-- start of TASK MATERIAL --
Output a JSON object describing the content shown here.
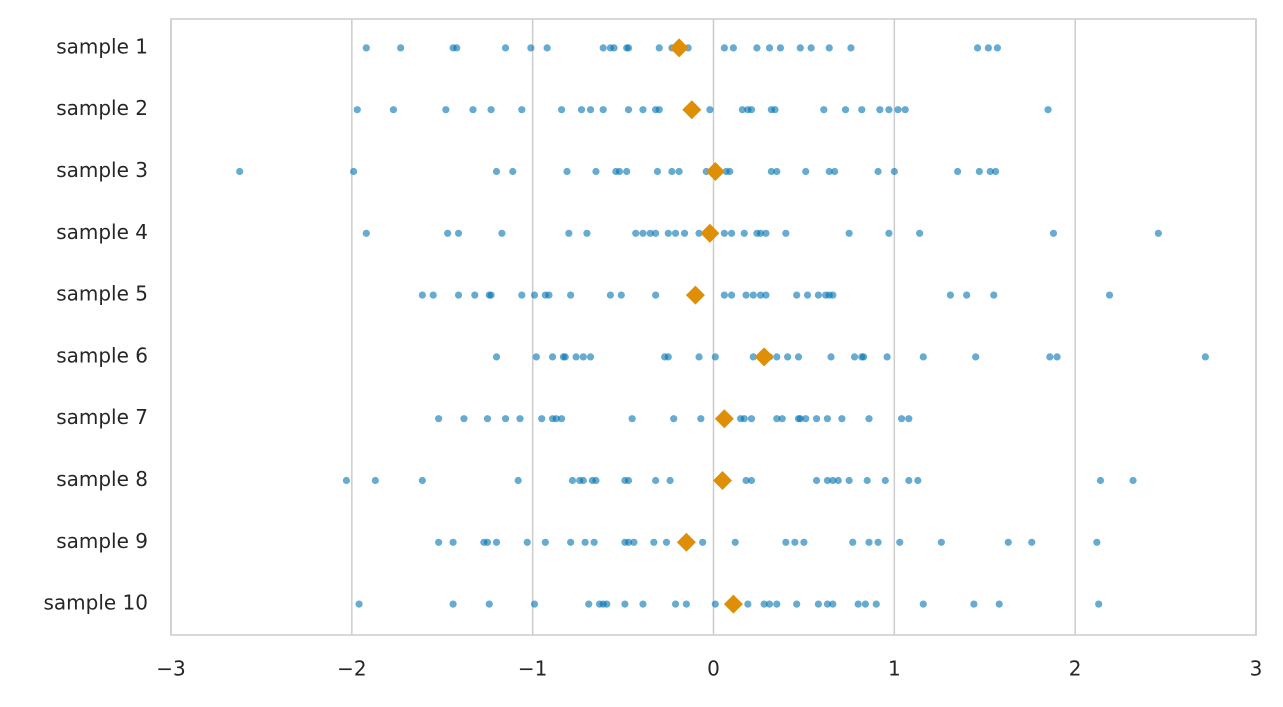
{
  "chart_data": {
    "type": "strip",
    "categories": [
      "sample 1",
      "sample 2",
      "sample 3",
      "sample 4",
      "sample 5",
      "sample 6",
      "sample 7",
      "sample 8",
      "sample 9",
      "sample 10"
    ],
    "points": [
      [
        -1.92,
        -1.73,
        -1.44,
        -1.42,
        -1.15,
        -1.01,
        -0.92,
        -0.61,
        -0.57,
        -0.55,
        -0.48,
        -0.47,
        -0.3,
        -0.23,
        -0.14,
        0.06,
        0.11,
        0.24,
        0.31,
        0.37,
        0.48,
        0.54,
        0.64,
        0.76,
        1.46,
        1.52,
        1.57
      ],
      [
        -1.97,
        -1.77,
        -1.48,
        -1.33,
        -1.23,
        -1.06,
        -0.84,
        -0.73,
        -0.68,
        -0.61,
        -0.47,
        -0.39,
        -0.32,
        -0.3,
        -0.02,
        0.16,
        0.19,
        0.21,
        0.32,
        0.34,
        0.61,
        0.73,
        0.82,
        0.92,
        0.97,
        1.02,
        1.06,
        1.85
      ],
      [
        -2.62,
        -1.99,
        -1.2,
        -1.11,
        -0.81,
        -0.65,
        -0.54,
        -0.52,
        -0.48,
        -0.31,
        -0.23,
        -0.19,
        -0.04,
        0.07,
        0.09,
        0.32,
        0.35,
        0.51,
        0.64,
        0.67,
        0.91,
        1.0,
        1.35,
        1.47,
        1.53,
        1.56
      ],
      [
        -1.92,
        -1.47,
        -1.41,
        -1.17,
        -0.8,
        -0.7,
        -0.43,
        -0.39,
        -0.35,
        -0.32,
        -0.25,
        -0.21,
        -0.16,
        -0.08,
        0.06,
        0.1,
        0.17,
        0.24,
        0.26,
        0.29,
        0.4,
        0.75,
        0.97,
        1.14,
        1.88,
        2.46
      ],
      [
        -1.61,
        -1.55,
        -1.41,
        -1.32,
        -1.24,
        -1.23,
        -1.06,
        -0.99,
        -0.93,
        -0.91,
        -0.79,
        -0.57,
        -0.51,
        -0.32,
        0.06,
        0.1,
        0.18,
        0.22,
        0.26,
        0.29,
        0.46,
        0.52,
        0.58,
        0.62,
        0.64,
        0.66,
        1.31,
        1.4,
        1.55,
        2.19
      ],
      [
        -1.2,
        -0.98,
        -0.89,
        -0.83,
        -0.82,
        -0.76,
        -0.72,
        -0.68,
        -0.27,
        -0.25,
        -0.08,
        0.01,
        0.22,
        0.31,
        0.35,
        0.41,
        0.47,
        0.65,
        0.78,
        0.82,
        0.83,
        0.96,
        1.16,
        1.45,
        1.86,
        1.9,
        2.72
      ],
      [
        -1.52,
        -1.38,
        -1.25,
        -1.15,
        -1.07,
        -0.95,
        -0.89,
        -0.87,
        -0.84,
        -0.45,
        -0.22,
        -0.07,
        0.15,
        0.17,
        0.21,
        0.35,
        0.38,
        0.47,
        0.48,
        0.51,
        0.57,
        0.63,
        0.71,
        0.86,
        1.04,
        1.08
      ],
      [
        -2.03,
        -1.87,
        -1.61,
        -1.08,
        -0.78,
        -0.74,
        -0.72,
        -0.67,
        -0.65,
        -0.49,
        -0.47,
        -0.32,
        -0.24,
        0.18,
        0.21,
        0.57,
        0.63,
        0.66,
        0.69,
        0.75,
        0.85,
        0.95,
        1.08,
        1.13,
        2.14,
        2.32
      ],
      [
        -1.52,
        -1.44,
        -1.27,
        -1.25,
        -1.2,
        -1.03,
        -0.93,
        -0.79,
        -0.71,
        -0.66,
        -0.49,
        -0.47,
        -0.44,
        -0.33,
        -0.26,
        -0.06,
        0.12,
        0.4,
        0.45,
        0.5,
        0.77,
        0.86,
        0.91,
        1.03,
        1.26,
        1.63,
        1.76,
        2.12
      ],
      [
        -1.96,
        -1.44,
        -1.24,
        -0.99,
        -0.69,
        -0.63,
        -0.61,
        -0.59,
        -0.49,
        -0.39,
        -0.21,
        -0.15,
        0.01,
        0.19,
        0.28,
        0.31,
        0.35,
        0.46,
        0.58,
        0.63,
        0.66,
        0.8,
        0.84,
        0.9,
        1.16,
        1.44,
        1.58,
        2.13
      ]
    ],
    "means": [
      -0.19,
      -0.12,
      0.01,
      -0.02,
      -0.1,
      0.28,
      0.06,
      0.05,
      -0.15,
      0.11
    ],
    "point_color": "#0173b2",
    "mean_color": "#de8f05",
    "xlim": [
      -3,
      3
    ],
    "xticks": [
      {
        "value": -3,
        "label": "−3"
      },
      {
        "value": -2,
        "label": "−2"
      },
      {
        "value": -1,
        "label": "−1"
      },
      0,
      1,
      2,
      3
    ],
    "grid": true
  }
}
-- end of TASK MATERIAL --
-- start of TASK MATERIAL --
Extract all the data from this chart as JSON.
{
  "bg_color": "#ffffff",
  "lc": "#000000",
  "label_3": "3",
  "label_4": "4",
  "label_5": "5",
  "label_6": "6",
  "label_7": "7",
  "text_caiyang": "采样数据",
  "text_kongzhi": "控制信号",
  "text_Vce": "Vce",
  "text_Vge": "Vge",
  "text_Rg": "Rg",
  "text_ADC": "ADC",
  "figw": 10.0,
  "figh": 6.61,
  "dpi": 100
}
-- end of TASK MATERIAL --
• **TO DO**
Tally the lines containing "sample". Provide the number without any other words.

• **FINISHED TASK**
10